>> start Record extracts
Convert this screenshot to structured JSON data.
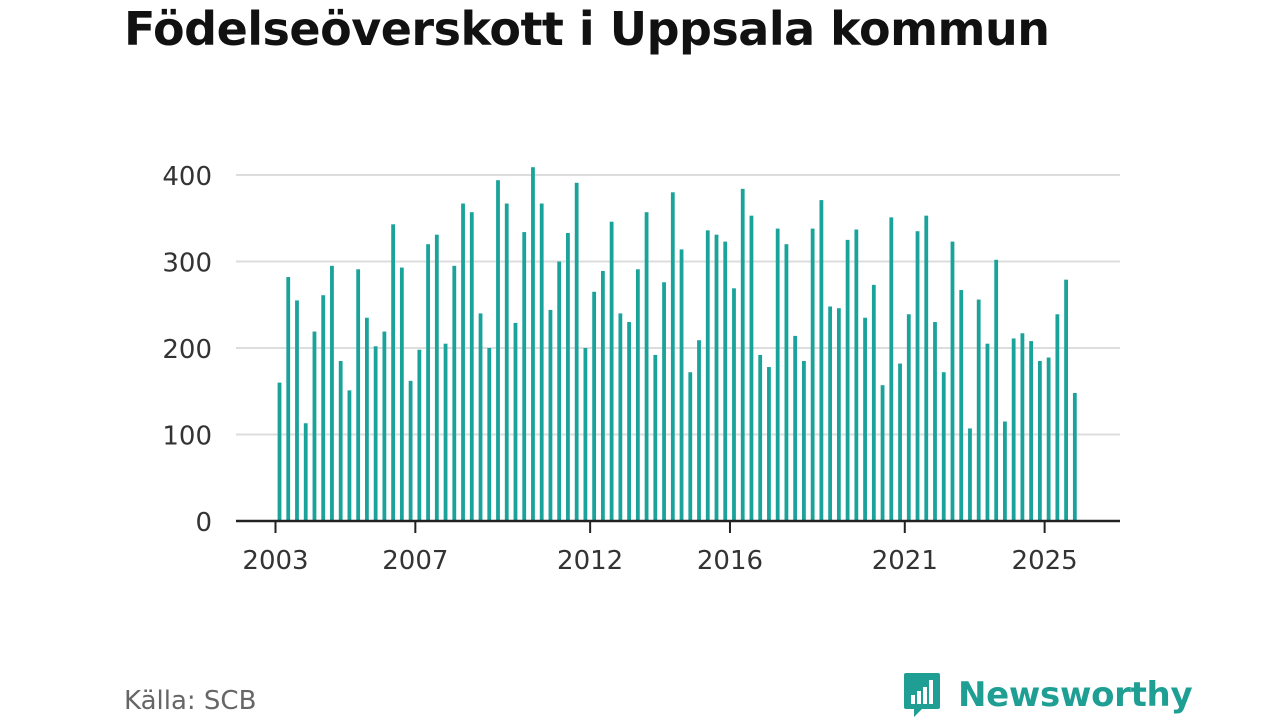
{
  "title": "Födelseöverskott i Uppsala kommun",
  "source": "Källa: SCB",
  "brand": {
    "name": "Newsworthy",
    "icon": "newsworthy-logo-icon"
  },
  "colors": {
    "bar": "#1aa39a",
    "grid": "#dddddd",
    "axis": "#222222",
    "text": "#333333",
    "brand": "#1f9f93"
  },
  "chart_data": {
    "type": "bar",
    "title": "Födelseöverskott i Uppsala kommun",
    "xlabel": "",
    "ylabel": "",
    "ylim": [
      0,
      400
    ],
    "yticks": [
      0,
      100,
      200,
      300,
      400
    ],
    "xticks": [
      "2003",
      "2007",
      "2012",
      "2016",
      "2021",
      "2025"
    ],
    "grid": true,
    "frequency": "quarterly",
    "first_period": "2003 Q1",
    "values": [
      160,
      282,
      255,
      113,
      219,
      261,
      295,
      185,
      151,
      291,
      235,
      202,
      219,
      343,
      293,
      162,
      198,
      320,
      331,
      205,
      295,
      367,
      357,
      240,
      200,
      394,
      367,
      229,
      334,
      409,
      367,
      244,
      300,
      333,
      391,
      200,
      265,
      289,
      346,
      240,
      230,
      291,
      357,
      192,
      276,
      380,
      314,
      172,
      209,
      336,
      331,
      323,
      269,
      384,
      353,
      192,
      178,
      338,
      320,
      214,
      185,
      338,
      371,
      248,
      246,
      325,
      337,
      235,
      273,
      157,
      351,
      182,
      239,
      335,
      353,
      230,
      172,
      323,
      267,
      107,
      256,
      205,
      302,
      115,
      211,
      217,
      208,
      185,
      189,
      239,
      279,
      148
    ]
  }
}
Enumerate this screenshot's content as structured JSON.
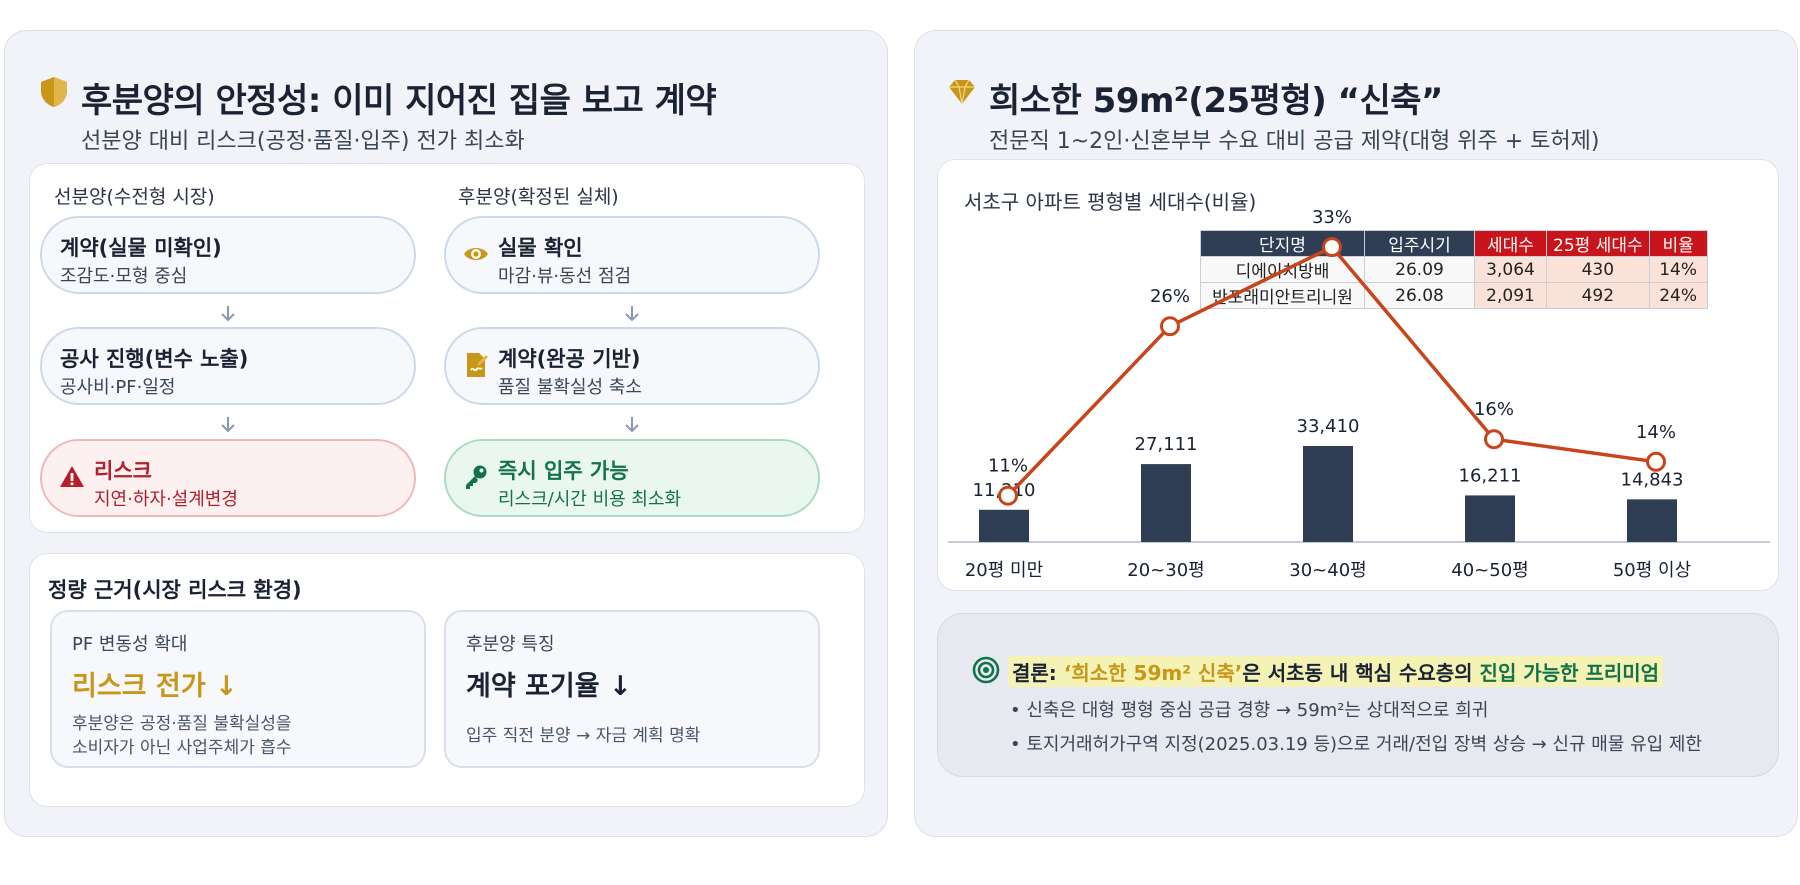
{
  "left": {
    "title": "후분양의 안정성: 이미 지어진 집을 보고 계약",
    "subtitle": "선분양 대비 리스크(공정·품질·입주) 전가 최소화",
    "pre_sale": {
      "heading": "선분양(수전형 시장)",
      "steps": [
        {
          "title": "계약(실물 미확인)",
          "desc": "조감도·모형 중심"
        },
        {
          "title": "공사 진행(변수 노출)",
          "desc": "공사비·PF·일정"
        },
        {
          "title": "리스크",
          "desc": "지연·하자·설계변경"
        }
      ]
    },
    "post_sale": {
      "heading": "후분양(확정된 실체)",
      "steps": [
        {
          "title": "실물 확인",
          "desc": "마감·뷰·동선 점검"
        },
        {
          "title": "계약(완공 기반)",
          "desc": "품질 불확실성 축소"
        },
        {
          "title": "즉시 입주 가능",
          "desc": "리스크/시간 비용 최소화"
        }
      ]
    },
    "quant": {
      "title": "정량 근거(시장 리스크 환경)",
      "boxes": [
        {
          "label": "PF 변동성 확대",
          "big": "리스크 전가 ↓",
          "desc1": "후분양은 공정·품질 불확실성을",
          "desc2": "소비자가 아닌 사업주체가 흡수",
          "color": "#c89619"
        },
        {
          "label": "후분양 특징",
          "big": "계약 포기율 ↓",
          "desc1": "입주 직전 분양 → 자금 계획 명확",
          "desc2": "",
          "color": "#1a2233"
        }
      ]
    }
  },
  "right": {
    "title": "희소한 59m²(25평형) “신축”",
    "subtitle": "전문직 1~2인·신혼부부 수요 대비 공급 제약(대형 위주 + 토허제)",
    "chart_title": "서초구 아파트 평형별 세대수(비율)",
    "table": {
      "headers": [
        "단지명",
        "입주시기",
        "세대수",
        "25평 세대수",
        "비율"
      ],
      "rows": [
        [
          "디에이치방배",
          "26.09",
          "3,064",
          "430",
          "14%"
        ],
        [
          "반포래미안트리니원",
          "26.08",
          "2,091",
          "492",
          "24%"
        ]
      ]
    },
    "conclusion": {
      "prefix": "결론: ",
      "highlight": "‘희소한 59m² 신축’",
      "middle": "은 서초동 내 핵심 수요층의 ",
      "green": "진입 가능한 프리미엄",
      "bullets": [
        "• 신축은 대형 평형 중심 공급 경향 → 59m²는 상대적으로 희귀",
        "• 토지거래허가구역 지정(2025.03.19 등)으로 거래/전입 장벽 상승 → 신규 매물 유입 제한"
      ]
    }
  },
  "colors": {
    "bar": "#2f3d55",
    "line": "#c8451c",
    "gold": "#c89619",
    "risk": "#b21f2a",
    "ok": "#13724a",
    "table_header": "#2f3d55",
    "table_header_red": "#c8141b"
  },
  "chart_data": {
    "type": "bar",
    "title": "서초구 아파트 평형별 세대수(비율)",
    "categories": [
      "20평 미만",
      "20~30평",
      "30~40평",
      "40~50평",
      "50평 이상"
    ],
    "series": [
      {
        "values": [
          11210,
          27111,
          33410,
          16211,
          14843
        ],
        "labels": [
          "11,210",
          "27,111",
          "33,410",
          "16,211",
          "14,843"
        ]
      },
      {
        "values": [
          11,
          26,
          33,
          16,
          14
        ],
        "labels": [
          "11%",
          "26%",
          "33%",
          "16%",
          "14%"
        ]
      }
    ]
  }
}
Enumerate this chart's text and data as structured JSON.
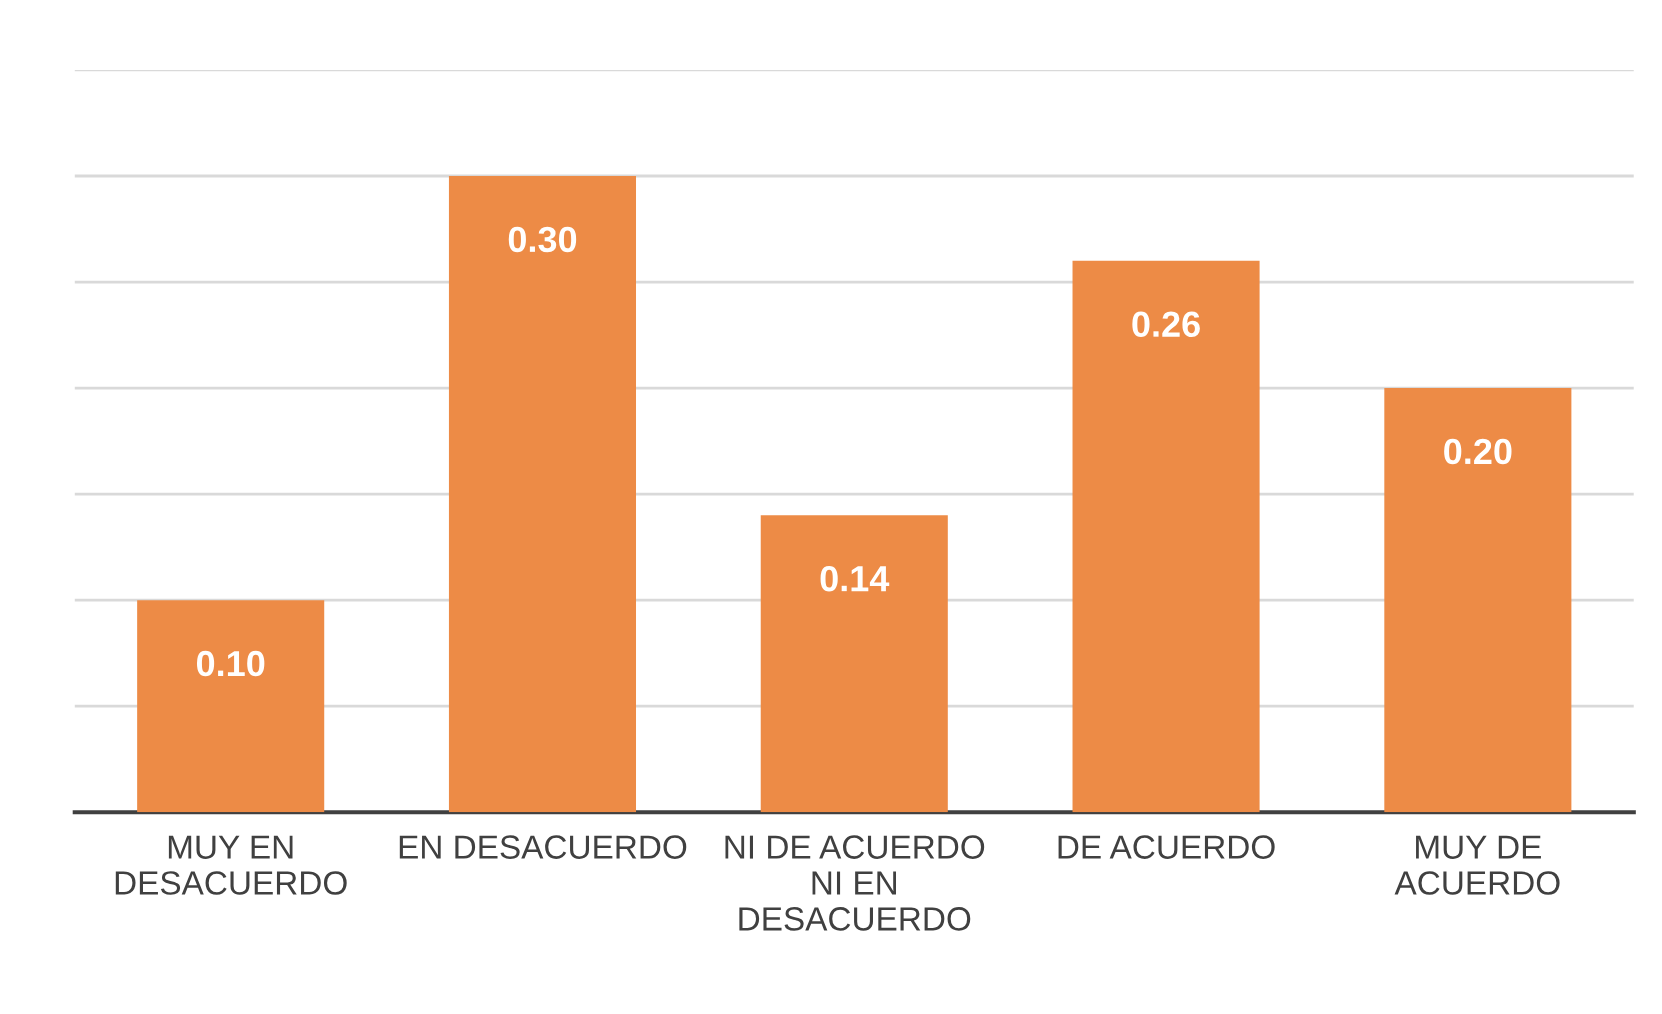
{
  "chart_data": {
    "type": "bar",
    "categories": [
      "MUY EN\nDESACUERDO",
      "EN DESACUERDO",
      "NI DE ACUERDO\nNI EN\nDESACUERDO",
      "DE ACUERDO",
      "MUY DE\nACUERDO"
    ],
    "values": [
      0.1,
      0.3,
      0.14,
      0.26,
      0.2
    ],
    "color": "#ed8b46",
    "value_labels": [
      "0.10",
      "0.30",
      "0.14",
      "0.26",
      "0.20"
    ],
    "ylim": [
      0,
      0.35
    ],
    "yticks": [
      {
        "value": 0,
        "label": null
      },
      {
        "value": 0.05,
        "label": null
      },
      {
        "value": 0.1,
        "label": null
      },
      {
        "value": 0.15,
        "label": null
      },
      {
        "value": 0.2,
        "label": null
      },
      {
        "value": 0.25,
        "label": null
      },
      {
        "value": 0.3,
        "label": null
      },
      {
        "value": 0.35,
        "label": null
      }
    ],
    "grid": "y",
    "tick_labels": "x"
  }
}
>> end Record extracts
Problem details: Please copy the lines above, starting at the one that holds "Enumerate this chart's" and stopping after the last line, exactly as they appear and minus the pictures.

Expected answer:
Enumerate this chart's text and data as structured JSON.
{
  "chart_data": {
    "type": "bar",
    "categories": [
      "MUY EN\nDESACUERDO",
      "EN DESACUERDO",
      "NI DE ACUERDO\nNI EN\nDESACUERDO",
      "DE ACUERDO",
      "MUY DE\nACUERDO"
    ],
    "values": [
      0.1,
      0.3,
      0.14,
      0.26,
      0.2
    ],
    "color": "#ed8b46",
    "value_labels": [
      "0.10",
      "0.30",
      "0.14",
      "0.26",
      "0.20"
    ],
    "ylim": [
      0,
      0.35
    ],
    "yticks": [
      {
        "value": 0,
        "label": null
      },
      {
        "value": 0.05,
        "label": null
      },
      {
        "value": 0.1,
        "label": null
      },
      {
        "value": 0.15,
        "label": null
      },
      {
        "value": 0.2,
        "label": null
      },
      {
        "value": 0.25,
        "label": null
      },
      {
        "value": 0.3,
        "label": null
      },
      {
        "value": 0.35,
        "label": null
      }
    ],
    "grid": "y",
    "tick_labels": "x"
  }
}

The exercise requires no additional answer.